Figure collection entries:
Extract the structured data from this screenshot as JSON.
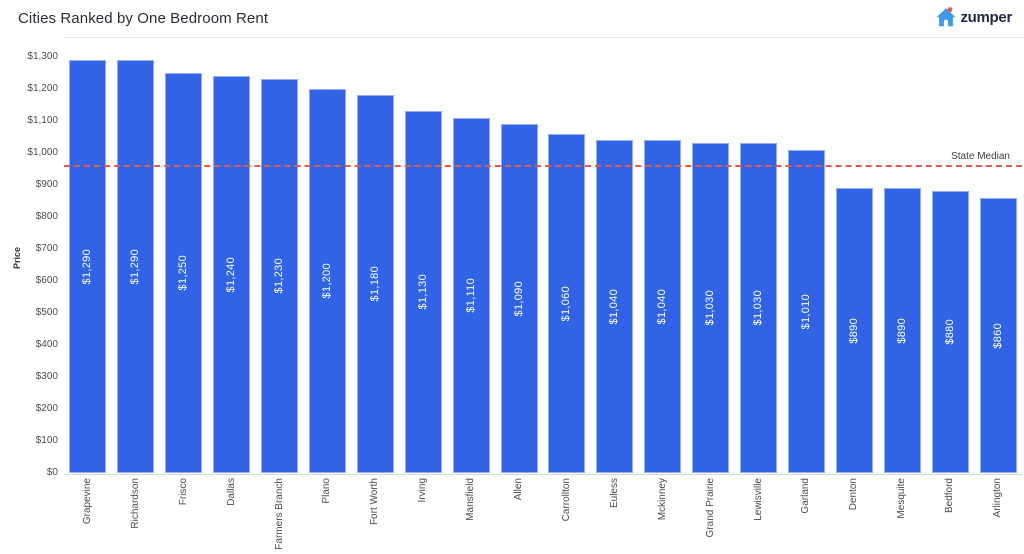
{
  "header": {
    "title": "Cities Ranked by One Bedroom Rent",
    "logo_text": "zumper"
  },
  "colors": {
    "bar": "#3164e4",
    "bar_label": "#ffffff",
    "reference_line": "#e4574e",
    "logo_house": "#3d9ae8",
    "logo_chimney": "#f4534a",
    "logo_text": "#1f2a44"
  },
  "chart_data": {
    "type": "bar",
    "title": "Cities Ranked by One Bedroom Rent",
    "categories": [
      "Grapevine",
      "Richardson",
      "Frisco",
      "Dallas",
      "Farmers Branch",
      "Plano",
      "Fort Worth",
      "Irving",
      "Mansfield",
      "Allen",
      "Carrollton",
      "Euless",
      "Mckinney",
      "Grand Prairie",
      "Lewisville",
      "Garland",
      "Denton",
      "Mesquite",
      "Bedford",
      "Arlington"
    ],
    "values": [
      1290,
      1290,
      1250,
      1240,
      1230,
      1200,
      1180,
      1130,
      1110,
      1090,
      1060,
      1040,
      1040,
      1030,
      1030,
      1010,
      890,
      890,
      880,
      860
    ],
    "bar_labels": [
      "$1,290",
      "$1,290",
      "$1,250",
      "$1,240",
      "$1,230",
      "$1,200",
      "$1,180",
      "$1,130",
      "$1,110",
      "$1,090",
      "$1,060",
      "$1,040",
      "$1,040",
      "$1,030",
      "$1,030",
      "$1,010",
      "$890",
      "$890",
      "$880",
      "$860"
    ],
    "xlabel": "",
    "ylabel": "Price",
    "ylim": [
      0,
      1300
    ],
    "ytick_step": 100,
    "ytick_prefix": "$",
    "grid": false,
    "legend": false,
    "reference_line": {
      "label": "State Median",
      "value": 960,
      "style": "dashed"
    }
  }
}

- Requirement -
Transcribe all of the material exactly, leaving out whatever pictures it contains.

- Written response -
Extract the structured data from this screenshot as JSON.
{
  "header": {
    "title": "Cities Ranked by One Bedroom Rent",
    "logo_text": "zumper"
  },
  "colors": {
    "bar": "#3164e4",
    "bar_label": "#ffffff",
    "reference_line": "#e4574e",
    "logo_house": "#3d9ae8",
    "logo_chimney": "#f4534a",
    "logo_text": "#1f2a44"
  },
  "chart_data": {
    "type": "bar",
    "title": "Cities Ranked by One Bedroom Rent",
    "categories": [
      "Grapevine",
      "Richardson",
      "Frisco",
      "Dallas",
      "Farmers Branch",
      "Plano",
      "Fort Worth",
      "Irving",
      "Mansfield",
      "Allen",
      "Carrollton",
      "Euless",
      "Mckinney",
      "Grand Prairie",
      "Lewisville",
      "Garland",
      "Denton",
      "Mesquite",
      "Bedford",
      "Arlington"
    ],
    "values": [
      1290,
      1290,
      1250,
      1240,
      1230,
      1200,
      1180,
      1130,
      1110,
      1090,
      1060,
      1040,
      1040,
      1030,
      1030,
      1010,
      890,
      890,
      880,
      860
    ],
    "bar_labels": [
      "$1,290",
      "$1,290",
      "$1,250",
      "$1,240",
      "$1,230",
      "$1,200",
      "$1,180",
      "$1,130",
      "$1,110",
      "$1,090",
      "$1,060",
      "$1,040",
      "$1,040",
      "$1,030",
      "$1,030",
      "$1,010",
      "$890",
      "$890",
      "$880",
      "$860"
    ],
    "xlabel": "",
    "ylabel": "Price",
    "ylim": [
      0,
      1300
    ],
    "ytick_step": 100,
    "ytick_prefix": "$",
    "grid": false,
    "legend": false,
    "reference_line": {
      "label": "State Median",
      "value": 960,
      "style": "dashed"
    }
  }
}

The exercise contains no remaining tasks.